_Task directions_:
Output every line of the data exactly as it appears.

(Stored items)
+ + + + +

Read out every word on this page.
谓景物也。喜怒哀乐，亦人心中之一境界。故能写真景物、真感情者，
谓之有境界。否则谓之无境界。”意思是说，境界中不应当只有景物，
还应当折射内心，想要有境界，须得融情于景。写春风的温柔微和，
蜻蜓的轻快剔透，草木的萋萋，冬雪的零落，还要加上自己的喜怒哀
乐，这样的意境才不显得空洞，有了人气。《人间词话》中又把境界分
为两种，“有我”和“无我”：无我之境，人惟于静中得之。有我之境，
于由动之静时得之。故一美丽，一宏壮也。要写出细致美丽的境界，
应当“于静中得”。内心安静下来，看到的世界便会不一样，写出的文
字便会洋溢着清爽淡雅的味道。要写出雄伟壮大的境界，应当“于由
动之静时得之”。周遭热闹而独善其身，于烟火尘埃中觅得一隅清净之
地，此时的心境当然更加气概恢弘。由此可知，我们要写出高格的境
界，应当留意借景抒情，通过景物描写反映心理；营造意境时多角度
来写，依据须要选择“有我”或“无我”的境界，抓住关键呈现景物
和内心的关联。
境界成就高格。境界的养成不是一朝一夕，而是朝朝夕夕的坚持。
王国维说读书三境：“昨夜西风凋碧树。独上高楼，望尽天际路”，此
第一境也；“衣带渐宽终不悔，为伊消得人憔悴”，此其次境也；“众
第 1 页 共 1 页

+ + + + +

_Solved problem_:
Read out every word on this page.
谓景物也。喜怒哀乐，亦人心中之一境界。故能写真景物、真感情者，
谓之有境界。否则谓之无境界。”意思是说，境界中不应当只有景物，
还应当折射内心，想要有境界，须得融情于景。写春风的温柔微和，
蜻蜓的轻快剔透，草木的萋萋，冬雪的零落，还要加上自己的喜怒哀
乐，这样的意境才不显得空洞，有了人气。《人间词话》中又把境界分
为两种，“有我”和“无我”：无我之境，人惟于静中得之。有我之境，
于由动之静时得之。故一美丽，一宏壮也。要写出细致美丽的境界，
应当“于静中得”。内心安静下来，看到的世界便会不一样，写出的文
字便会洋溢着清爽淡雅的味道。要写出雄伟壮大的境界，应当“于由
动之静时得之”。周遭热闹而独善其身，于烟火尘埃中觅得一隅清净之
地，此时的心境当然更加气概恢弘。由此可知，我们要写出高格的境
界，应当留意借景抒情，通过景物描写反映心理；营造意境时多角度
来写，依据须要选择“有我”或“无我”的境界，抓住关键呈现景物
和内心的关联。
境界成就高格。境界的养成不是一朝一夕，而是朝朝夕夕的坚持。
王国维说读书三境：“昨夜西风凋碧树。独上高楼，望尽天际路”，此
第一境也；“衣带渐宽终不悔，为伊消得人憔悴”，此其次境也；“众
第 1 页 共 1 页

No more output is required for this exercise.